:: REQUIREMENT ::
All lines featuring the string "informatycznym" are to be listed.

:: DATA SUPPLIED ::
—————
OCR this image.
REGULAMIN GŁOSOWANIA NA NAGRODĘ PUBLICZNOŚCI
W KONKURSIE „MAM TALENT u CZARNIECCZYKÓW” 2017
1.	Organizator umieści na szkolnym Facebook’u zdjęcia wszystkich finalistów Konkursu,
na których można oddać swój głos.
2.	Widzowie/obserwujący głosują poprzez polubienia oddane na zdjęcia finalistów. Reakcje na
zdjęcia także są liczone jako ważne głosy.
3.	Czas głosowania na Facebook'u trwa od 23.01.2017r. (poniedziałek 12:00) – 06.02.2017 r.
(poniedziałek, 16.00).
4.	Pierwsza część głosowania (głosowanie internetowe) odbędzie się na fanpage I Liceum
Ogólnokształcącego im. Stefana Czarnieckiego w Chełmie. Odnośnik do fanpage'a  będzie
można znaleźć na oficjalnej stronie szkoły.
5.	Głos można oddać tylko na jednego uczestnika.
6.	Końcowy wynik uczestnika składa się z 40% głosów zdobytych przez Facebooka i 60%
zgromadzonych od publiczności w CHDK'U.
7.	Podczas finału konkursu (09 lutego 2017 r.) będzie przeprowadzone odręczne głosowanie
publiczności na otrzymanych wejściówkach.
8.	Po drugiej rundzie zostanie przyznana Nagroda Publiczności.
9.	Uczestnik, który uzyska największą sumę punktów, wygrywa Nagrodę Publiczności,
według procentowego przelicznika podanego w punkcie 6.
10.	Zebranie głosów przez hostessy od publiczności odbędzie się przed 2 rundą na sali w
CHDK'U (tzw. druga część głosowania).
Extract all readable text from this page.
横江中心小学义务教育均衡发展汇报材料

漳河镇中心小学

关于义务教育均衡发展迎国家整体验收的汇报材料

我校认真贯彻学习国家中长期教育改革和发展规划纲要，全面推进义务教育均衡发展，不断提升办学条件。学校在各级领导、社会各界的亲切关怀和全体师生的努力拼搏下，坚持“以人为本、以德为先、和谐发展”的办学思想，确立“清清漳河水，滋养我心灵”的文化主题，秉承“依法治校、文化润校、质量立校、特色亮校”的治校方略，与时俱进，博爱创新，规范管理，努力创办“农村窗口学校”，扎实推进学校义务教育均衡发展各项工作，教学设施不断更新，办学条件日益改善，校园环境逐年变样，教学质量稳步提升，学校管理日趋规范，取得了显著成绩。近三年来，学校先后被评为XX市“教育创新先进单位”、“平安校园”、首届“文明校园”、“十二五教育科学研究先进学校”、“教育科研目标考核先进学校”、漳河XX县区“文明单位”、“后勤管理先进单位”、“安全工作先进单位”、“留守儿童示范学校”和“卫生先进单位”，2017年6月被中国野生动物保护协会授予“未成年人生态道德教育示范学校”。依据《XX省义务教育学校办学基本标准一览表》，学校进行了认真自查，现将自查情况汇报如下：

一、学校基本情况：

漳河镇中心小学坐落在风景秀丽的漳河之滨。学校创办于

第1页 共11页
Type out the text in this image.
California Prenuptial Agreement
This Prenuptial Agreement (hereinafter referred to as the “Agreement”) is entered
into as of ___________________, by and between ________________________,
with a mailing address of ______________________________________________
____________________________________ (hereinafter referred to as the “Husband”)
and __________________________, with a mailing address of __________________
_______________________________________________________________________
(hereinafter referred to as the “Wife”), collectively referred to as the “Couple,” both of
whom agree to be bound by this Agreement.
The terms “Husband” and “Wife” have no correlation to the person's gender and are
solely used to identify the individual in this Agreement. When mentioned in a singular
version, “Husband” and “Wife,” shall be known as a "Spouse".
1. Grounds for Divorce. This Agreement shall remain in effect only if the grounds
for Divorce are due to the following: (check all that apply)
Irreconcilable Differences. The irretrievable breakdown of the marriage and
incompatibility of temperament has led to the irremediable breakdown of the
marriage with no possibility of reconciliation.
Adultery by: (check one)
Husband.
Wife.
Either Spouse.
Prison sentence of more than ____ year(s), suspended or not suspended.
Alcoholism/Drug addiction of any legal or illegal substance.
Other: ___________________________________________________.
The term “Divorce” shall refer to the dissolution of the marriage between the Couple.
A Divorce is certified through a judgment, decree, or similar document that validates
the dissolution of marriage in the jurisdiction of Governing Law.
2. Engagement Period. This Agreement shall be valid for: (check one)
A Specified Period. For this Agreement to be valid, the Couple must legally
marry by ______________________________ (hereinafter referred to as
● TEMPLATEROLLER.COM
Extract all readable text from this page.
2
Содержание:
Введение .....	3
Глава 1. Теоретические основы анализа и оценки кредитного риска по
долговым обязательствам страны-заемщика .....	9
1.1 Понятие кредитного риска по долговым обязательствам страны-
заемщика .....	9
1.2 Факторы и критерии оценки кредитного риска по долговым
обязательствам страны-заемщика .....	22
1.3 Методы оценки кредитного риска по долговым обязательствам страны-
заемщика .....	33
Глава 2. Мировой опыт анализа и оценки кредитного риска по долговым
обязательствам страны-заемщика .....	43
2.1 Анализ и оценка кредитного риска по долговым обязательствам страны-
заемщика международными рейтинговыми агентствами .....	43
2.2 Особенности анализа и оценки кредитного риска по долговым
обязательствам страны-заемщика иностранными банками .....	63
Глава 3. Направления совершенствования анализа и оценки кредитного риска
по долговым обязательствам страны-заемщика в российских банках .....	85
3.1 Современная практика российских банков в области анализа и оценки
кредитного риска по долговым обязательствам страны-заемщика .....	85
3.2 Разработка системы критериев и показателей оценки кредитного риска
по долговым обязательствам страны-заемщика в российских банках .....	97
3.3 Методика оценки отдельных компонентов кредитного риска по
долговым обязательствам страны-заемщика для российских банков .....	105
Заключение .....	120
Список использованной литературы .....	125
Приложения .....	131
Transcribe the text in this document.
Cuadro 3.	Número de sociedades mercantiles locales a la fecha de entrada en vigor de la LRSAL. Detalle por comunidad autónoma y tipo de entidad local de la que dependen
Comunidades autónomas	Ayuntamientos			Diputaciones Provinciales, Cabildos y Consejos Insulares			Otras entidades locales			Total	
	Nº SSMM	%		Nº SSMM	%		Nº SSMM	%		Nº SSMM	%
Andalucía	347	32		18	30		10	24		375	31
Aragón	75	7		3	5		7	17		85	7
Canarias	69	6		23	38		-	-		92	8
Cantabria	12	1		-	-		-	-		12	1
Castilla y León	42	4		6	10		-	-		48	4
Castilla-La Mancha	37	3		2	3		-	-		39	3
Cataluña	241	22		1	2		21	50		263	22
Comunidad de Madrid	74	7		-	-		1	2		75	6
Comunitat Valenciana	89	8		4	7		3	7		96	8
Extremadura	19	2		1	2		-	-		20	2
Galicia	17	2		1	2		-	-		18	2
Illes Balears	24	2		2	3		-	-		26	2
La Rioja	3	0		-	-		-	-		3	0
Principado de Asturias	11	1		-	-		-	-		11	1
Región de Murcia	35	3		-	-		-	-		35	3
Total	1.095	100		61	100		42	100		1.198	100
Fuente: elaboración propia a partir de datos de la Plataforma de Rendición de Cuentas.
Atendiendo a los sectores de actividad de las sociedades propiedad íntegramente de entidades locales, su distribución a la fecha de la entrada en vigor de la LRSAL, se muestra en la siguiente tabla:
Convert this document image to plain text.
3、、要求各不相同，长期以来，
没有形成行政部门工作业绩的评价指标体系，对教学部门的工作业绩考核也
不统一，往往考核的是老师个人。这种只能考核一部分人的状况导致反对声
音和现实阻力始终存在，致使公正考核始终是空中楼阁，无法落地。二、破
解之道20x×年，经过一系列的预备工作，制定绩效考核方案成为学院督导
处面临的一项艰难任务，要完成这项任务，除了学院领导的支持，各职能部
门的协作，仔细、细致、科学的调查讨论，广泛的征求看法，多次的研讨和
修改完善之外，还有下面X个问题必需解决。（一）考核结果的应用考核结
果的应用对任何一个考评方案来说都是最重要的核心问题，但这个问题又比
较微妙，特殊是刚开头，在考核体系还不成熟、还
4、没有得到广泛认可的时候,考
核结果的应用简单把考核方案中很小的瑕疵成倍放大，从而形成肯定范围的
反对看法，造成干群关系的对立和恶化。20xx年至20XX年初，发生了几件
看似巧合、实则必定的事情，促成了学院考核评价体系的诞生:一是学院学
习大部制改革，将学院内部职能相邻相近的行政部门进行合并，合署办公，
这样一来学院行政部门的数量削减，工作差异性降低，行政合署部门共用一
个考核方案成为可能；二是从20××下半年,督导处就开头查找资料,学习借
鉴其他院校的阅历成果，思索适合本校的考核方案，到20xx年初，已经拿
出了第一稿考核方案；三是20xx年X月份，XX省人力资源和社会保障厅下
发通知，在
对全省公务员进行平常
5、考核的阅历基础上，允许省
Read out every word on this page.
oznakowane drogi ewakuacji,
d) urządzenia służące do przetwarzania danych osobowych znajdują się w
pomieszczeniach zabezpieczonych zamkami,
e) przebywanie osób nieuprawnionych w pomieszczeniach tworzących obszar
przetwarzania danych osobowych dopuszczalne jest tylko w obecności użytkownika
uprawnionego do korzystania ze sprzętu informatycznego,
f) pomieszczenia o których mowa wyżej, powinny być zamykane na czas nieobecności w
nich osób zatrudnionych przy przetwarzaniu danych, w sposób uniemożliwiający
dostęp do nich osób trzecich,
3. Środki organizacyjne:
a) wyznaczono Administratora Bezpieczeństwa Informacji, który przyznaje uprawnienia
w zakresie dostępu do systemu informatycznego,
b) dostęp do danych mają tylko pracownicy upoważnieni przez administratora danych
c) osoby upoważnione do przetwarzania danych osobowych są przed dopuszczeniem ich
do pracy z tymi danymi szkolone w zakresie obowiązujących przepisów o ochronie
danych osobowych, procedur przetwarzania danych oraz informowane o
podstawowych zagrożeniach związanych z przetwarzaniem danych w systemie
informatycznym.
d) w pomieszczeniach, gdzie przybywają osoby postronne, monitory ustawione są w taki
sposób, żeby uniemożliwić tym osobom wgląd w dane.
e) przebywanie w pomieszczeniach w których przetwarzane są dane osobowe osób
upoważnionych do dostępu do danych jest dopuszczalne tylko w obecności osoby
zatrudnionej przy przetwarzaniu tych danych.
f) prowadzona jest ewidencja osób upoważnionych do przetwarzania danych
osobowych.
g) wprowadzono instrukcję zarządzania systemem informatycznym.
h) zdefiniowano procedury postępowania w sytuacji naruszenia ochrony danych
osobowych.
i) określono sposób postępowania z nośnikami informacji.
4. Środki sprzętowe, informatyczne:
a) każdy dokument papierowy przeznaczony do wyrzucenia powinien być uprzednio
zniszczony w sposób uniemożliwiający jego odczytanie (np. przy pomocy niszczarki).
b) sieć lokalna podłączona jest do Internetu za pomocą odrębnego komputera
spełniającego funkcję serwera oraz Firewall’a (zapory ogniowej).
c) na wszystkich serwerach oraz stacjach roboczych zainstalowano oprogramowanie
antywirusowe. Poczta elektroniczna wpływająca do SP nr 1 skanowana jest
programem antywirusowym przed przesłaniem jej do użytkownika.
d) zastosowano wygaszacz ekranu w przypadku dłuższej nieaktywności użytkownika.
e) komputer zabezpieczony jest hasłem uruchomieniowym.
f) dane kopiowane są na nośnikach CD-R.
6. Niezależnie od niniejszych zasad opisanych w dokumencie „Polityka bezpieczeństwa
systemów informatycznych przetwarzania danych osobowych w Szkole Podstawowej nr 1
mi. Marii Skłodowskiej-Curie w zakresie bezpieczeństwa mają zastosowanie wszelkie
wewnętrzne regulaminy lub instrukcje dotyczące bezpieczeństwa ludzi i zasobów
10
—————
:: RESPONSE ::
informatycznym.
g) wprowadzono instrukcję zarządzania systemem informatycznym.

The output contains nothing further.